• DATASET
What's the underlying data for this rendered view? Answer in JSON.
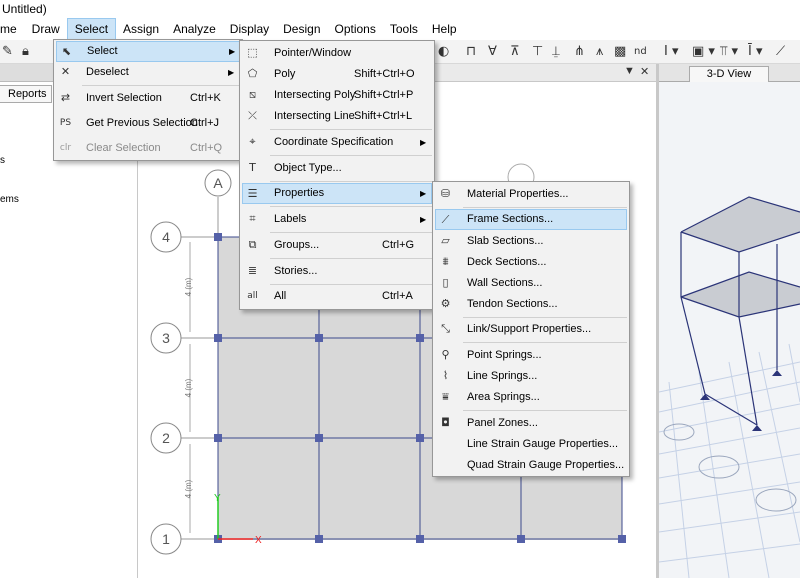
{
  "window": {
    "title": "Untitled)"
  },
  "menubar": [
    {
      "label": "me",
      "active": false
    },
    {
      "label": "Draw",
      "active": false
    },
    {
      "label": "Select",
      "active": true
    },
    {
      "label": "Assign",
      "active": false
    },
    {
      "label": "Analyze",
      "active": false
    },
    {
      "label": "Display",
      "active": false
    },
    {
      "label": "Design",
      "active": false
    },
    {
      "label": "Options",
      "active": false
    },
    {
      "label": "Tools",
      "active": false
    },
    {
      "label": "Help",
      "active": false
    }
  ],
  "left_panel": {
    "tab": "Reports",
    "fragments": [
      "s",
      "ems"
    ]
  },
  "plan_view": {
    "grid_columns": [
      "A"
    ],
    "grid_rows": [
      "4",
      "3",
      "2",
      "1"
    ],
    "spacing_labels": [
      "4 (m)",
      "4 (m)",
      "4 (m)"
    ]
  },
  "view_3d": {
    "tab": "3-D View"
  },
  "select_menu": [
    {
      "label": "Select",
      "icon": "pointer-select-icon",
      "has_submenu": true,
      "highlighted": true
    },
    {
      "label": "Deselect",
      "icon": "deselect-icon",
      "has_submenu": true
    },
    {
      "label": "Invert Selection",
      "shortcut": "Ctrl+K",
      "icon": "invert-selection-icon"
    },
    {
      "label": "Get Previous Selection",
      "shortcut": "Ctrl+J",
      "icon": "previous-selection-icon"
    },
    {
      "label": "Clear Selection",
      "shortcut": "Ctrl+Q",
      "icon": "clear-selection-icon",
      "disabled": true
    }
  ],
  "select_submenu": [
    {
      "label": "Pointer/Window",
      "icon": "pointer-window-icon"
    },
    {
      "label": "Poly",
      "shortcut": "Shift+Ctrl+O",
      "icon": "poly-icon"
    },
    {
      "label": "Intersecting Poly",
      "shortcut": "Shift+Ctrl+P",
      "icon": "intersecting-poly-icon"
    },
    {
      "label": "Intersecting Line",
      "shortcut": "Shift+Ctrl+L",
      "icon": "intersecting-line-icon"
    },
    {
      "label": "Coordinate Specification",
      "icon": "coordinate-icon",
      "has_submenu": true
    },
    {
      "label": "Object Type...",
      "icon": "object-type-icon"
    },
    {
      "label": "Properties",
      "icon": "properties-icon",
      "has_submenu": true,
      "highlighted": true
    },
    {
      "label": "Labels",
      "icon": "labels-icon",
      "has_submenu": true
    },
    {
      "label": "Groups...",
      "shortcut": "Ctrl+G",
      "icon": "groups-icon"
    },
    {
      "label": "Stories...",
      "icon": "stories-icon"
    },
    {
      "label": "All",
      "shortcut": "Ctrl+A",
      "icon": "select-all-icon"
    }
  ],
  "properties_submenu": [
    {
      "label": "Material Properties...",
      "icon": "material-icon"
    },
    {
      "label": "Frame Sections...",
      "icon": "frame-section-icon",
      "highlighted": true
    },
    {
      "label": "Slab Sections...",
      "icon": "slab-section-icon"
    },
    {
      "label": "Deck Sections...",
      "icon": "deck-section-icon"
    },
    {
      "label": "Wall Sections...",
      "icon": "wall-section-icon"
    },
    {
      "label": "Tendon Sections...",
      "icon": "tendon-section-icon"
    },
    {
      "label": "Link/Support Properties...",
      "icon": "link-support-icon"
    },
    {
      "label": "Point Springs...",
      "icon": "point-spring-icon"
    },
    {
      "label": "Line Springs...",
      "icon": "line-spring-icon"
    },
    {
      "label": "Area Springs...",
      "icon": "area-spring-icon"
    },
    {
      "label": "Panel Zones...",
      "icon": "panel-zone-icon"
    },
    {
      "label": "Line Strain Gauge Properties...",
      "icon": "line-gauge-icon"
    },
    {
      "label": "Quad Strain Gauge Properties...",
      "icon": "quad-gauge-icon"
    }
  ],
  "colors": {
    "highlight": "#cce4f7",
    "highlight_border": "#99c9ef",
    "grid_line": "#3d4a8c",
    "node": "#5561a8"
  }
}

• WHAT YOU ARE ASKED TO DO
Quote every record above exactly, omitting any pictures they contain.

• RESULT FOR THIS TASK
What's the underlying data for this rendered view? Answer in JSON.
{
  "window": {
    "title": "Untitled)"
  },
  "menubar": [
    {
      "label": "me",
      "active": false
    },
    {
      "label": "Draw",
      "active": false
    },
    {
      "label": "Select",
      "active": true
    },
    {
      "label": "Assign",
      "active": false
    },
    {
      "label": "Analyze",
      "active": false
    },
    {
      "label": "Display",
      "active": false
    },
    {
      "label": "Design",
      "active": false
    },
    {
      "label": "Options",
      "active": false
    },
    {
      "label": "Tools",
      "active": false
    },
    {
      "label": "Help",
      "active": false
    }
  ],
  "left_panel": {
    "tab": "Reports",
    "fragments": [
      "s",
      "ems"
    ]
  },
  "plan_view": {
    "grid_columns": [
      "A"
    ],
    "grid_rows": [
      "4",
      "3",
      "2",
      "1"
    ],
    "spacing_labels": [
      "4 (m)",
      "4 (m)",
      "4 (m)"
    ]
  },
  "view_3d": {
    "tab": "3-D View"
  },
  "select_menu": [
    {
      "label": "Select",
      "icon": "pointer-select-icon",
      "has_submenu": true,
      "highlighted": true
    },
    {
      "label": "Deselect",
      "icon": "deselect-icon",
      "has_submenu": true
    },
    {
      "label": "Invert Selection",
      "shortcut": "Ctrl+K",
      "icon": "invert-selection-icon"
    },
    {
      "label": "Get Previous Selection",
      "shortcut": "Ctrl+J",
      "icon": "previous-selection-icon"
    },
    {
      "label": "Clear Selection",
      "shortcut": "Ctrl+Q",
      "icon": "clear-selection-icon",
      "disabled": true
    }
  ],
  "select_submenu": [
    {
      "label": "Pointer/Window",
      "icon": "pointer-window-icon"
    },
    {
      "label": "Poly",
      "shortcut": "Shift+Ctrl+O",
      "icon": "poly-icon"
    },
    {
      "label": "Intersecting Poly",
      "shortcut": "Shift+Ctrl+P",
      "icon": "intersecting-poly-icon"
    },
    {
      "label": "Intersecting Line",
      "shortcut": "Shift+Ctrl+L",
      "icon": "intersecting-line-icon"
    },
    {
      "label": "Coordinate Specification",
      "icon": "coordinate-icon",
      "has_submenu": true
    },
    {
      "label": "Object Type...",
      "icon": "object-type-icon"
    },
    {
      "label": "Properties",
      "icon": "properties-icon",
      "has_submenu": true,
      "highlighted": true
    },
    {
      "label": "Labels",
      "icon": "labels-icon",
      "has_submenu": true
    },
    {
      "label": "Groups...",
      "shortcut": "Ctrl+G",
      "icon": "groups-icon"
    },
    {
      "label": "Stories...",
      "icon": "stories-icon"
    },
    {
      "label": "All",
      "shortcut": "Ctrl+A",
      "icon": "select-all-icon"
    }
  ],
  "properties_submenu": [
    {
      "label": "Material Properties...",
      "icon": "material-icon"
    },
    {
      "label": "Frame Sections...",
      "icon": "frame-section-icon",
      "highlighted": true
    },
    {
      "label": "Slab Sections...",
      "icon": "slab-section-icon"
    },
    {
      "label": "Deck Sections...",
      "icon": "deck-section-icon"
    },
    {
      "label": "Wall Sections...",
      "icon": "wall-section-icon"
    },
    {
      "label": "Tendon Sections...",
      "icon": "tendon-section-icon"
    },
    {
      "label": "Link/Support Properties...",
      "icon": "link-support-icon"
    },
    {
      "label": "Point Springs...",
      "icon": "point-spring-icon"
    },
    {
      "label": "Line Springs...",
      "icon": "line-spring-icon"
    },
    {
      "label": "Area Springs...",
      "icon": "area-spring-icon"
    },
    {
      "label": "Panel Zones...",
      "icon": "panel-zone-icon"
    },
    {
      "label": "Line Strain Gauge Properties...",
      "icon": "line-gauge-icon"
    },
    {
      "label": "Quad Strain Gauge Properties...",
      "icon": "quad-gauge-icon"
    }
  ],
  "colors": {
    "highlight": "#cce4f7",
    "highlight_border": "#99c9ef",
    "grid_line": "#3d4a8c",
    "node": "#5561a8"
  }
}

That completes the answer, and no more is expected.